DATA FOR PROCESSING:
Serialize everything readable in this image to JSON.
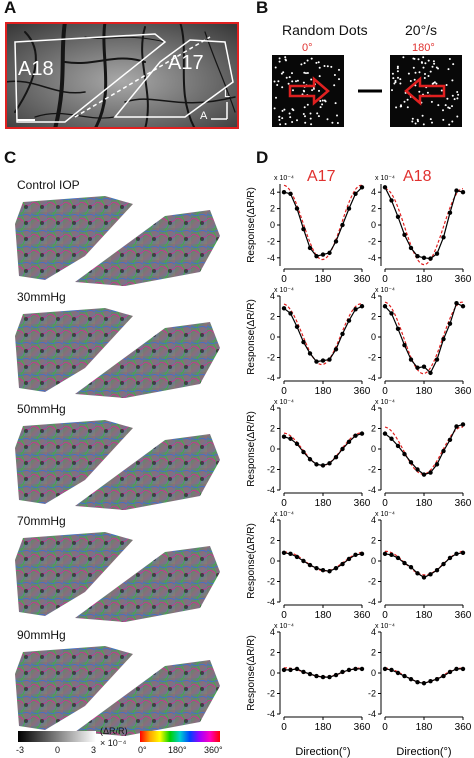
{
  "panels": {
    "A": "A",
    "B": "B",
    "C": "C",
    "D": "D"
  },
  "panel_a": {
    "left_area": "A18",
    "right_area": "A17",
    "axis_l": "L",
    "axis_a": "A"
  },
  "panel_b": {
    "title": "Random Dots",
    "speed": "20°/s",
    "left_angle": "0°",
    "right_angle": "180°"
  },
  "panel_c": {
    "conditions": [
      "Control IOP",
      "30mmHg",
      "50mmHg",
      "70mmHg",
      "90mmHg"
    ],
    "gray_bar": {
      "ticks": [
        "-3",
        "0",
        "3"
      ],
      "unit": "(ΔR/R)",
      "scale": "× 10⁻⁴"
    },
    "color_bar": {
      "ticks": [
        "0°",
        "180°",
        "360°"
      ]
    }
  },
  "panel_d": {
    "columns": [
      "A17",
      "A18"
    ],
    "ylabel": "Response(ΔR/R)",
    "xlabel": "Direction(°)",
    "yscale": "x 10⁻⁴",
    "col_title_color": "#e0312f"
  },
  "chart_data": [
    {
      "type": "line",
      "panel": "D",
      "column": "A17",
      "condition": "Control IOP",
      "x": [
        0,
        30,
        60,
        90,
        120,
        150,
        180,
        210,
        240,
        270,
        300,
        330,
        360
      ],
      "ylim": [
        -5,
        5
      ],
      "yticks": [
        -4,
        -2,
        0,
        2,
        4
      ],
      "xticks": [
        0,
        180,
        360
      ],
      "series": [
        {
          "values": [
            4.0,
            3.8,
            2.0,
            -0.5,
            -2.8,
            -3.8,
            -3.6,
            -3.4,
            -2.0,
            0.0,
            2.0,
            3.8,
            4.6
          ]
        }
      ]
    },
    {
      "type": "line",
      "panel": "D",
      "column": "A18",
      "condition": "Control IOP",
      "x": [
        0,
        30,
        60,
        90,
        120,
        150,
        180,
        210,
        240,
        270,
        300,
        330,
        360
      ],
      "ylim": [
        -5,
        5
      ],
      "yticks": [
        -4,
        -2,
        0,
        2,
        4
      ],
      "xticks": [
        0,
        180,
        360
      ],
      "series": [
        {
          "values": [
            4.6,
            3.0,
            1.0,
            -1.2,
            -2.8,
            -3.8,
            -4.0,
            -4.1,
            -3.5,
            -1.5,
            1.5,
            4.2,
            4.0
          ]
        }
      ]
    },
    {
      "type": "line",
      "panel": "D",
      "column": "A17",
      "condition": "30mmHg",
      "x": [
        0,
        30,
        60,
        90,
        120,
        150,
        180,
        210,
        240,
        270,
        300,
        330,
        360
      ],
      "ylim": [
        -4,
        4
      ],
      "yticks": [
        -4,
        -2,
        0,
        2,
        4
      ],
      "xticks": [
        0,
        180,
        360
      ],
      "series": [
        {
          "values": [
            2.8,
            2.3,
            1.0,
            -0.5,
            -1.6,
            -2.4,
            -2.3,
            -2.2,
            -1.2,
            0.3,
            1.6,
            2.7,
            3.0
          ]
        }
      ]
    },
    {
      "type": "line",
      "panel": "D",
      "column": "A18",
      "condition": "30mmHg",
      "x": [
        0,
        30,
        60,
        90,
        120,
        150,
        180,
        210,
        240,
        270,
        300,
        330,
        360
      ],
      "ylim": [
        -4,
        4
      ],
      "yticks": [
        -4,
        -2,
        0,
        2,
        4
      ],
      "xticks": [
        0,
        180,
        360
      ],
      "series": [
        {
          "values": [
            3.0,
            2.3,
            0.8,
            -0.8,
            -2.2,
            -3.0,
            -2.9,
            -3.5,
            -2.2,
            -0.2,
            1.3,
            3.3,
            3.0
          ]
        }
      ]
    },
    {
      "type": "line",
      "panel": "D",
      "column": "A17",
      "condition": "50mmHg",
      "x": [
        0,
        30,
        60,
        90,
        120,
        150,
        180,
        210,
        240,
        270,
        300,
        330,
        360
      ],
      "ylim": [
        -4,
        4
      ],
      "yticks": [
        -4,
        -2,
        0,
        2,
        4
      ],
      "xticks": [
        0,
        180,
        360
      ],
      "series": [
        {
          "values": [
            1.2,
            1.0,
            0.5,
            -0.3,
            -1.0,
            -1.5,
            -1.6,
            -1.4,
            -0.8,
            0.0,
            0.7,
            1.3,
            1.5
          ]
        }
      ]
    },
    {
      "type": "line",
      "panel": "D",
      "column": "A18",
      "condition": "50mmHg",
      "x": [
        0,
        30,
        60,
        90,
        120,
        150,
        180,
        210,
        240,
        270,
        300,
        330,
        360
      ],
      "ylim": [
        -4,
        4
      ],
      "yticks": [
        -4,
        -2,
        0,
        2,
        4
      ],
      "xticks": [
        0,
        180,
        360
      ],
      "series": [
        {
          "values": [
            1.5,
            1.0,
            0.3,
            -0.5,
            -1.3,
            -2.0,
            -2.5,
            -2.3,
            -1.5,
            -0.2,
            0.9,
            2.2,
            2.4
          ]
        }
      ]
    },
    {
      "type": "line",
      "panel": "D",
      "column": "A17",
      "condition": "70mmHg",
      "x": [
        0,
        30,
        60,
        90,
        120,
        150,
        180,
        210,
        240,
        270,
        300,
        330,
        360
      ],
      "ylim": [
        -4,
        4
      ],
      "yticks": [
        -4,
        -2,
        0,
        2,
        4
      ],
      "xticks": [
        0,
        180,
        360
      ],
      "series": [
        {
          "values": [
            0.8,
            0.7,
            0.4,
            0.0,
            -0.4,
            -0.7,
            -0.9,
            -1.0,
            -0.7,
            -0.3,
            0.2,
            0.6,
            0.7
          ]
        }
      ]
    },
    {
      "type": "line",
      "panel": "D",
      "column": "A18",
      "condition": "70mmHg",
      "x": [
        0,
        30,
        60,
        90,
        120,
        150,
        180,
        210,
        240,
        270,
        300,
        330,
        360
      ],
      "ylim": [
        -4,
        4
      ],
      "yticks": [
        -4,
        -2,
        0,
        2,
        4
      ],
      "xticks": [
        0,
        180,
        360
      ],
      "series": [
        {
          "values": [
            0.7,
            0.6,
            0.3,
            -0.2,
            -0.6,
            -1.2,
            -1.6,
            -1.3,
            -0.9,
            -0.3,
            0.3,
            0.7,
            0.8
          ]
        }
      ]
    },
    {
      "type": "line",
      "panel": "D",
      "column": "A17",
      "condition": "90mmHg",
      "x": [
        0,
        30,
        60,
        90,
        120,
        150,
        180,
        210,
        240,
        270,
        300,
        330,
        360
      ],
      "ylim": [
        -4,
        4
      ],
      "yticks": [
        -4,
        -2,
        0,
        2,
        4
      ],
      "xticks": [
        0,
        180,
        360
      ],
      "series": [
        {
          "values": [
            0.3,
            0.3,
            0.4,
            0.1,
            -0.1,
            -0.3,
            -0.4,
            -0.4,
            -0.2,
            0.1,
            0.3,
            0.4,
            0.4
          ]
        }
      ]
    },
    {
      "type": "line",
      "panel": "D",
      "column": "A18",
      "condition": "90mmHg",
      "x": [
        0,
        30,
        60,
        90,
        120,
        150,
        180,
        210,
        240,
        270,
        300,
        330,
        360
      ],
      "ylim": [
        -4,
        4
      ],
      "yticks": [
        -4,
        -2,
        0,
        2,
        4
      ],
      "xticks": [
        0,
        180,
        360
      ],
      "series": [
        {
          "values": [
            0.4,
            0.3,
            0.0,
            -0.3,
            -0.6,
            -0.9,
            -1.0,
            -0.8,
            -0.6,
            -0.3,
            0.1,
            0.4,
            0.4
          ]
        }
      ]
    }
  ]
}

...

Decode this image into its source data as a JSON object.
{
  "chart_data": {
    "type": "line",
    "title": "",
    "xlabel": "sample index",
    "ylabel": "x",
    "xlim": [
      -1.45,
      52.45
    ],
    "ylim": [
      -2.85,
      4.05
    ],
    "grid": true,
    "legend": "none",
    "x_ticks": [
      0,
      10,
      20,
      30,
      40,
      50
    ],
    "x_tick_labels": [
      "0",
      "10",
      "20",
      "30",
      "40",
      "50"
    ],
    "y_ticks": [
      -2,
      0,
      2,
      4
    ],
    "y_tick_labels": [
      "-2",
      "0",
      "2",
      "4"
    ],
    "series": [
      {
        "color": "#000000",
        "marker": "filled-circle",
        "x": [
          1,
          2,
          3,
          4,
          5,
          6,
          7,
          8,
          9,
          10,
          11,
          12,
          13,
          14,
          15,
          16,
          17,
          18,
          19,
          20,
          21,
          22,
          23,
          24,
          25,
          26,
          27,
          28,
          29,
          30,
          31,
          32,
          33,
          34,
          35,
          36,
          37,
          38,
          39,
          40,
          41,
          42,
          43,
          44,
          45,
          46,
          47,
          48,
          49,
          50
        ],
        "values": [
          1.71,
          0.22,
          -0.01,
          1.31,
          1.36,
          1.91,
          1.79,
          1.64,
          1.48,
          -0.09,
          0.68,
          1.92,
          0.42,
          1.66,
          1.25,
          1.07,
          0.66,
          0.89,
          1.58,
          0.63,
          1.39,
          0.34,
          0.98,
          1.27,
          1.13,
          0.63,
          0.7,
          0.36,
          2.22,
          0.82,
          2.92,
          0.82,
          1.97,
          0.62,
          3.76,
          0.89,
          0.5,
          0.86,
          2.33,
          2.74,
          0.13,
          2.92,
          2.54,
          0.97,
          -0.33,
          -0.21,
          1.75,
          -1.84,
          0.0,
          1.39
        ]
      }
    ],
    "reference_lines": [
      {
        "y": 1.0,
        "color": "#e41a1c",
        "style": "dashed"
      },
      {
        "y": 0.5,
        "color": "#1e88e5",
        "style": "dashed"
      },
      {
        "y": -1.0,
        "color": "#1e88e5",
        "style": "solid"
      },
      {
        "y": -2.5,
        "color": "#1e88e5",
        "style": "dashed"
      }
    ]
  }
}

WHAT TO PRODUCE: Which lines contain the word "JSON"? Copy each one.

WRITTEN ANSWER:
Serialize everything readable in this image to JSON.
Decode this image into its source data as a JSON object.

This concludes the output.